- [Ausgangstext]
##############################
Donnerstag, 25. April 2013

Scherz lass nach!

Wie bekommt man vier Elefanten in einen VW-Käfer? Zwei hinten ,zwei vorn. Die Lösung ist einfach und logisch, dennoch abwegig - ein Scherz, was sonst. In der Antwort werden die Größenordnungen missachtet und damit willkürlich inkompatible Ebenen der Logik unzulässig zusammengeführt. Damit entpuppt sich die Eingangsfrage eindeutig als Scherz. So einfach ist es nicht immer. Denn das Phänomen der unzulässigen Zusammenführung verschiedener Ebenen ist weit verbreitet, insbesondere in Politik und Wissenschaft. Fazit : A richtig, B richtig, Verknüpfung falsch.

Ein Beispiel aus „Plastische Chirurgie“ Heft 3, Jahrgang 2007, Seite 173-177: Wie stabilisiert man eingesunkene Nasolabialfalten?  Man nimmt ein partikuliertes Hyaluronsäure-Gel und bildet in der Dermis ein dreidimensionales Gerüst. Man kann darüber streiten, ob „Fishbone“ diese Technik ähnlich der Schienenverlegung bei der Eisenbahn richtig beschreibt. Wenn man jedoch davon ausgeht, dass die Dermis der Wangen kaum stärker ist als 1mm, der Durchmesser der 27G Nadel 0,5 mm und der Nadelschliff 1,4 mm misst, ist man doch über den wahren Charakter eines derartigen Beitrages höchst verunsichert – bei all den anderen Ungereimtheiten und windschiefen Analogien. Wie die Leserzuschrift in der folgenden Ausgabe beweist, wurde der Beitrag wohl nicht durchgehend als Scherz verstanden. Fazit : A falsch, B falsch, Verknüpfung richtig.
##############################
- [Erfasste Daten]
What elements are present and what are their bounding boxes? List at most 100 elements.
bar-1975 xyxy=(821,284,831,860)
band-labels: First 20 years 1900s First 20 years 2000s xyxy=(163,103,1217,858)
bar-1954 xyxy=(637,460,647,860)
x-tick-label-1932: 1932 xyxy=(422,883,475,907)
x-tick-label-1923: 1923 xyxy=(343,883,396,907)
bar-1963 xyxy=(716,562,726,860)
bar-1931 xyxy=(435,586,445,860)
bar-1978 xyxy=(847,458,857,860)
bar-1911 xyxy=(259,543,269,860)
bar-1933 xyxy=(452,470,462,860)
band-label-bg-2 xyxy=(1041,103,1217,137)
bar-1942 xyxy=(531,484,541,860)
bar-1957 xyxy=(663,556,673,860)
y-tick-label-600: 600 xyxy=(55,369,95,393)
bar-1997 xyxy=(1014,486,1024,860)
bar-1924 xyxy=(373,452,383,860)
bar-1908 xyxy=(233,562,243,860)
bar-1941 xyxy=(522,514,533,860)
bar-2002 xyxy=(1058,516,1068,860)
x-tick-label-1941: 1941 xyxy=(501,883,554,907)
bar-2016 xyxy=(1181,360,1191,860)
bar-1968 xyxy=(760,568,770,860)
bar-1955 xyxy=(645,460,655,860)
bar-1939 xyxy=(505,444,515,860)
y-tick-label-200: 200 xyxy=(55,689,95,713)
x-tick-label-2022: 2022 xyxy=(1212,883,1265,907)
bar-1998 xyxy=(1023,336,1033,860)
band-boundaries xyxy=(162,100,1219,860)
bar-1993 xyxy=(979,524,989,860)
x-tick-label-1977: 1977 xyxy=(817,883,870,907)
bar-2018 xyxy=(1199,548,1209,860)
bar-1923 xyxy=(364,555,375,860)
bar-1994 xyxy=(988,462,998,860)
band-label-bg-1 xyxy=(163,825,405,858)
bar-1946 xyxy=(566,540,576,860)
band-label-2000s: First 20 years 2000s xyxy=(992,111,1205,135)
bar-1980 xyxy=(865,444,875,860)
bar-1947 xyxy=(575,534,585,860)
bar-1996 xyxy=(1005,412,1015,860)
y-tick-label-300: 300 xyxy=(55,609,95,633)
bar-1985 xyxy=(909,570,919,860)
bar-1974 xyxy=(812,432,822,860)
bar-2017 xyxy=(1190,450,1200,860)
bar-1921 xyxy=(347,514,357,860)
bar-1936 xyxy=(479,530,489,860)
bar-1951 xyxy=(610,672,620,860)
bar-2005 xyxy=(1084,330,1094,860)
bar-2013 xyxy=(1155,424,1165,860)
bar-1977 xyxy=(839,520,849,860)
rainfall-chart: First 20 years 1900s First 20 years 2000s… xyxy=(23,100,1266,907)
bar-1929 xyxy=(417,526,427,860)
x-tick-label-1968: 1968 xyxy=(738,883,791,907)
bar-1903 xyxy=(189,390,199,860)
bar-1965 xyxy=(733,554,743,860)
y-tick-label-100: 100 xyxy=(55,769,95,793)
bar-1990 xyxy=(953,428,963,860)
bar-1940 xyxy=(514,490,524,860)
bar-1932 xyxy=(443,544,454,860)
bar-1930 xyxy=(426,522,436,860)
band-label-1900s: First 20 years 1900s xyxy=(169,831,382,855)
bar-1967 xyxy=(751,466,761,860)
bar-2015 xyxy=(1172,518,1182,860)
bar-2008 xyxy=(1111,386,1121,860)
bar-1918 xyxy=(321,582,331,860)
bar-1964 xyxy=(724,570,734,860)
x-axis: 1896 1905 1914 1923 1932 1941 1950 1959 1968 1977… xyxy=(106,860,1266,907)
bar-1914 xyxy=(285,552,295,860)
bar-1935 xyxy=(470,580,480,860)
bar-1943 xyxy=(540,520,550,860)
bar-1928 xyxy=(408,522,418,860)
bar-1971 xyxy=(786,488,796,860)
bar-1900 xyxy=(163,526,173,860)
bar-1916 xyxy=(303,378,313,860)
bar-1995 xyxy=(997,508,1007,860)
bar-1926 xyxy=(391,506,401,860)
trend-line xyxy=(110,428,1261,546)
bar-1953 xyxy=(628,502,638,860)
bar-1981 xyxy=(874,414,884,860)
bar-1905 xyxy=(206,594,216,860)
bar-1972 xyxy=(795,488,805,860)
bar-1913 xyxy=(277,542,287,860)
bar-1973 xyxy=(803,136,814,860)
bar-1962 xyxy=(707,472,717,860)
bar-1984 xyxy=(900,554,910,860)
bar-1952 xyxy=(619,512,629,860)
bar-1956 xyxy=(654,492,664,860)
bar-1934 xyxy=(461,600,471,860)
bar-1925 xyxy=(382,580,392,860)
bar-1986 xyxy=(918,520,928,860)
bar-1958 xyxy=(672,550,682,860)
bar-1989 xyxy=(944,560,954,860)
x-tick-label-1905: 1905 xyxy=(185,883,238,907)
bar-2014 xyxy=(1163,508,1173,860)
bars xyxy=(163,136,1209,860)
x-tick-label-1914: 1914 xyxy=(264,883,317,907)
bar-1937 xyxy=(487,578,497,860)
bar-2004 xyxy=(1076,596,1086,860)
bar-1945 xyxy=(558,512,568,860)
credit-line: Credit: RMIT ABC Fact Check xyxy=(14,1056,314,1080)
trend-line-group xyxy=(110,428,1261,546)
##############################
- [Arbeitsauftrag] Schreiben Sie aus dem Ausgangstext die Stelle ab, die mit „Scherz lass nach!“ beginnt und bis einschließlich „richtig, Verknüpfung falsch.“ reicht. Die Datensätze werden hier nicht gebraucht.

- [Antwortteil]
Scherz lass nach!

Wie bekommt man vier Elefanten in einen VW-Käfer? Zwei hinten ,zwei vorn. Die Lösung ist einfach und logisch, dennoch abwegig - ein Scherz, was sonst. In der Antwort werden die Größenordnungen missachtet und damit willkürlich inkompatible Ebenen der Logik unzulässig zusammengeführt. Damit entpuppt sich die Eingangsfrage eindeutig als Scherz. So einfach ist es nicht immer. Denn das Phänomen der unzulässigen Zusammenführung verschiedener Ebenen ist weit verbreitet, insbesondere in Politik und Wissenschaft. Fazit : A richtig, B richtig, Verknüpfung falsch.